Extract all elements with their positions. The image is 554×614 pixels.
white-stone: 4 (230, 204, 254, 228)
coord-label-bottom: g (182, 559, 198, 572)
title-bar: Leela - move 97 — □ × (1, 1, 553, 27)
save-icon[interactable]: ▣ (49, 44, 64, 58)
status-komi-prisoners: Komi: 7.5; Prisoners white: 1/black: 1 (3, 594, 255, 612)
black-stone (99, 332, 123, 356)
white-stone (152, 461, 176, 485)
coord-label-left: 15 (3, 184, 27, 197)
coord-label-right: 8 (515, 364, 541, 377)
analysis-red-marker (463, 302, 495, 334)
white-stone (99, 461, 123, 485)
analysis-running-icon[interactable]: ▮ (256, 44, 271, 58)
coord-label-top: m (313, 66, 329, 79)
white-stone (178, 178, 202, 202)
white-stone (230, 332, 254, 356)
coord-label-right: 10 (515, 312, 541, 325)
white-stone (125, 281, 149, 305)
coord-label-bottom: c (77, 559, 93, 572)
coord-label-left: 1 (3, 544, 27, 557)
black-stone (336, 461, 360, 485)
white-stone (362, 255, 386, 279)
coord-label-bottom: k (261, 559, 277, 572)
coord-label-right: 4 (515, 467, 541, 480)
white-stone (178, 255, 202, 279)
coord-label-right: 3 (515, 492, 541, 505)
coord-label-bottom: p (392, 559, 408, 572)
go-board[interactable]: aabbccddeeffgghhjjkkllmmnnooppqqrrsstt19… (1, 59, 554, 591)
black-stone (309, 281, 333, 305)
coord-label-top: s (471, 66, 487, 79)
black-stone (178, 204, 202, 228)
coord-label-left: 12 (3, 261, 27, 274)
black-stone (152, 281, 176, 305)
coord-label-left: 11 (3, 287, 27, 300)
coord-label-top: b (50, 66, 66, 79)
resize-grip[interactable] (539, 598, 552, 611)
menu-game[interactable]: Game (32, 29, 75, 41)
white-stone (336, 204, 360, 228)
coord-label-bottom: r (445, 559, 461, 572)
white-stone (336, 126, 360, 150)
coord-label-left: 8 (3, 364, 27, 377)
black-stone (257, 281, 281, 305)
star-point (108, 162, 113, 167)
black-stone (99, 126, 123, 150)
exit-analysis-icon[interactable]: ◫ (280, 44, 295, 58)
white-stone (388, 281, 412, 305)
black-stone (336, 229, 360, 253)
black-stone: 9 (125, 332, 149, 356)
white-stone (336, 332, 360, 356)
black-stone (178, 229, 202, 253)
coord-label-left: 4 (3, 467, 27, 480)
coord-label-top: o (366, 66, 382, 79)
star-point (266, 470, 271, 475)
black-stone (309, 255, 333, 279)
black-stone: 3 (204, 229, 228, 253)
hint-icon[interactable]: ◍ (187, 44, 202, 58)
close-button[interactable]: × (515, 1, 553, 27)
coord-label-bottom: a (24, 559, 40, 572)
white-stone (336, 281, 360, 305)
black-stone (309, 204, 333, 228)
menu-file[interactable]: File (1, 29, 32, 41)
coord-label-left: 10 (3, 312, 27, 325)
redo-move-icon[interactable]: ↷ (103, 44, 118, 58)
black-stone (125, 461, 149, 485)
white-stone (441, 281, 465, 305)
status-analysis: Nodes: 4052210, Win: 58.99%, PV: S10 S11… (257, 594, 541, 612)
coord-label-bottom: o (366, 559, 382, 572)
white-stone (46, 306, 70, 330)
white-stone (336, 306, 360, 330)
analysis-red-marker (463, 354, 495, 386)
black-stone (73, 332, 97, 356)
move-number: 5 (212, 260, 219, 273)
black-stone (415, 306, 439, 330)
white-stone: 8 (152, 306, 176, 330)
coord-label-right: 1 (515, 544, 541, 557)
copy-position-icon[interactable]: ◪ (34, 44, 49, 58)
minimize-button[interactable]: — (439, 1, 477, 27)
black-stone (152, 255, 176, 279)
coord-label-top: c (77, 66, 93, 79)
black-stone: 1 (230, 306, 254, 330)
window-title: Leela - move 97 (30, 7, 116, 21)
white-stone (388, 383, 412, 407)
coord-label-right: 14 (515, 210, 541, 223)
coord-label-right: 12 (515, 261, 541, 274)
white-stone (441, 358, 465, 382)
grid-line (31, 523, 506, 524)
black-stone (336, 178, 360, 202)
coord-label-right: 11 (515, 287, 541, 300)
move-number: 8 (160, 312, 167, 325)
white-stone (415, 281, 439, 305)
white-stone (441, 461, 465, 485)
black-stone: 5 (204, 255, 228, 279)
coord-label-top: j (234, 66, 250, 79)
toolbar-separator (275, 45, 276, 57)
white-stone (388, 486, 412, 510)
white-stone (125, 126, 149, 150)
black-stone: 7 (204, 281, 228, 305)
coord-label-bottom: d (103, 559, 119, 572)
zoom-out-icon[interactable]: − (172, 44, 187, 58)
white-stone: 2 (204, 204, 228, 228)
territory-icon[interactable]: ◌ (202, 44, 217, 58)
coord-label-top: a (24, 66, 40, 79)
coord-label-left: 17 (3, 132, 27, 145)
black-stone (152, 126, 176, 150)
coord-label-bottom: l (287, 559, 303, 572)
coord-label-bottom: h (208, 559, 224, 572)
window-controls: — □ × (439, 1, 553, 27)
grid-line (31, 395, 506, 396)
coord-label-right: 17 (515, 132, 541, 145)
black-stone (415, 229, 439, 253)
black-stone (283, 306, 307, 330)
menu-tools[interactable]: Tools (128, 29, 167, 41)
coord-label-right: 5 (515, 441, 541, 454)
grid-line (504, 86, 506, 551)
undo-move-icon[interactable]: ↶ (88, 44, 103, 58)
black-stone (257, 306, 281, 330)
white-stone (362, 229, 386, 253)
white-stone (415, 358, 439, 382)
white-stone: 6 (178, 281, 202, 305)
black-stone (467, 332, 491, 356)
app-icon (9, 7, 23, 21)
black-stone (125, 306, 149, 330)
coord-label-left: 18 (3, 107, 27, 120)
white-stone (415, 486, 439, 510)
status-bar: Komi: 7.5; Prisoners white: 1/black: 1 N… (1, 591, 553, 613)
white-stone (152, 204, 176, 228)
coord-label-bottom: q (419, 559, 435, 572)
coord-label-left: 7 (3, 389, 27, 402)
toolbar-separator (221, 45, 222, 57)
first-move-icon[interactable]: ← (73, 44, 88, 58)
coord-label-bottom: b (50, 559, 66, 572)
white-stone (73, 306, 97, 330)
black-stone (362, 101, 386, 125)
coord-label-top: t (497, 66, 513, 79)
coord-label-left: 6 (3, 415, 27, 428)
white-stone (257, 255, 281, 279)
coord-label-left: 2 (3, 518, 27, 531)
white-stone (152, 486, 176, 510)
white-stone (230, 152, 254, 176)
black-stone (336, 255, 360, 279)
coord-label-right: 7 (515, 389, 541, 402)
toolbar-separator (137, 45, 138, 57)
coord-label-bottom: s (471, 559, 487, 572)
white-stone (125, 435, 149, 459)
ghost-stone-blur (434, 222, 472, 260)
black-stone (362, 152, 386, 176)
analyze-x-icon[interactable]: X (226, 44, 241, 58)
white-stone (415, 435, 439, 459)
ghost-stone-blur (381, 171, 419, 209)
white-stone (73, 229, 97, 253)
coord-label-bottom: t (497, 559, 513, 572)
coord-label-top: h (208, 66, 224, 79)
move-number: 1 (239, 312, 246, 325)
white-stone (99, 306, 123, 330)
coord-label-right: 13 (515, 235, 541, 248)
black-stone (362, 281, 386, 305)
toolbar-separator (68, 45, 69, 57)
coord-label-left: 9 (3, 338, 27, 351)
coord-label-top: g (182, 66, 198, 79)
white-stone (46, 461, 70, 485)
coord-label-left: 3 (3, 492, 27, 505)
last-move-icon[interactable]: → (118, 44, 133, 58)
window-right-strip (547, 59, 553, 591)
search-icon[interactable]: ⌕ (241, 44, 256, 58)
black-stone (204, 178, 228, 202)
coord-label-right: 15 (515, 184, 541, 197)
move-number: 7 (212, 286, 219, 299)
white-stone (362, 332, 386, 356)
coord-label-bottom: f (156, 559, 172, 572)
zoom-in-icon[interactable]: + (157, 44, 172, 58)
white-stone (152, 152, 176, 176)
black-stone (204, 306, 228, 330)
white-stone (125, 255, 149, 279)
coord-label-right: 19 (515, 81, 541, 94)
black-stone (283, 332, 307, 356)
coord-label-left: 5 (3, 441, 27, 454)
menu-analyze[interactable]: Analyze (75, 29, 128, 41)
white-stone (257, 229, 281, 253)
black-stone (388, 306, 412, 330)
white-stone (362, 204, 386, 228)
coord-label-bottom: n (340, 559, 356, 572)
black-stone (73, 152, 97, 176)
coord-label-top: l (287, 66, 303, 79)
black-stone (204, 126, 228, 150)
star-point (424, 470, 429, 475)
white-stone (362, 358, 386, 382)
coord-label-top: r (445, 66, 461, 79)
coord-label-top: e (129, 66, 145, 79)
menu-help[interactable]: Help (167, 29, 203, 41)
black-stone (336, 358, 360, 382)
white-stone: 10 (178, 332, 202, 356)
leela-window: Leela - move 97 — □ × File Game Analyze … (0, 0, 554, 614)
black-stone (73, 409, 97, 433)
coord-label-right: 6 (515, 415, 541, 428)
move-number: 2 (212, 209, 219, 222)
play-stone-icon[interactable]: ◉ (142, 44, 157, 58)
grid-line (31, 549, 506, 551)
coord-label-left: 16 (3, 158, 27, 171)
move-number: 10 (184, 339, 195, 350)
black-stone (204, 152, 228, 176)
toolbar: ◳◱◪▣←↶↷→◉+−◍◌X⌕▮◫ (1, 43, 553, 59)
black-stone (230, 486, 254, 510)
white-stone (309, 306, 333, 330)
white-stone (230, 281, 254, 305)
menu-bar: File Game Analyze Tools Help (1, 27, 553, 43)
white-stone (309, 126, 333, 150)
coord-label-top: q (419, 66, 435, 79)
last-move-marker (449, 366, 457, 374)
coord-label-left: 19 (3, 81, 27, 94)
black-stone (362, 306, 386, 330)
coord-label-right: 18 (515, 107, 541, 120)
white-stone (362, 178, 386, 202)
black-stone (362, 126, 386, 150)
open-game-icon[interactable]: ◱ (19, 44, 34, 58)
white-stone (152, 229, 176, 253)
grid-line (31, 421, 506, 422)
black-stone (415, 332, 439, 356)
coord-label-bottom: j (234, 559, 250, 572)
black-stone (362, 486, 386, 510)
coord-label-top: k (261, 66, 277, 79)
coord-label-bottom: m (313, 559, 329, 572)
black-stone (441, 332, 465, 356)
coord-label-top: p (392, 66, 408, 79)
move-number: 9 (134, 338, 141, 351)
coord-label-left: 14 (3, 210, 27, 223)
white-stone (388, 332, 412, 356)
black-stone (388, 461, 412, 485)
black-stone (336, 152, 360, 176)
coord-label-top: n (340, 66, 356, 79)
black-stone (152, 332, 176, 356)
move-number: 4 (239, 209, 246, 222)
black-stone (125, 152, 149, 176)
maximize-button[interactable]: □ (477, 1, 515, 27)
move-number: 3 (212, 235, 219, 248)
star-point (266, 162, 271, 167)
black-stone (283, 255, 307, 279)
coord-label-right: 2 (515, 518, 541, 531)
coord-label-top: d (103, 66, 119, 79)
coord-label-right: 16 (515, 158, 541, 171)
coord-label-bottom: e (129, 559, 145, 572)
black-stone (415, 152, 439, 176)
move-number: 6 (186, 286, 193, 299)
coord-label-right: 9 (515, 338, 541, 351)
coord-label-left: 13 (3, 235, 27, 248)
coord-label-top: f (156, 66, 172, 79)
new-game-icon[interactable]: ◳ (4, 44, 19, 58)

To be done: Lay out the lines of the records as a Markdown table, starting at the first line and ending at the line that contains "white-stone (99, 461, 123, 485)". Leave out blank lines and use two columns: "Row", which numbers the lines, and "Record line", which holds each line.

Output for this task:
| Row | Record line |
|---|---|
| 1 | Extract all elements with their positions. The image is 554×614 pixels. |
| 2 | white-stone: 4 (230, 204, 254, 228) |
| 3 | coord-label-bottom: g (182, 559, 198, 572) |
| 4 | title-bar: Leela - move 97 — □ × (1, 1, 553, 27) |
| 5 | save-icon[interactable]: ▣ (49, 44, 64, 58) |
| 6 | status-komi-prisoners: Komi: 7.5; Prisoners white: 1/black: 1 (3, 594, 255, 612) |
| 7 | black-stone (99, 332, 123, 356) |
| 8 | white-stone (152, 461, 176, 485) |
| 9 | coord-label-left: 15 (3, 184, 27, 197) |
| 10 | coord-label-right: 8 (515, 364, 541, 377) |
| 11 | analysis-red-marker (463, 302, 495, 334) |
| 12 | white-stone (99, 461, 123, 485) |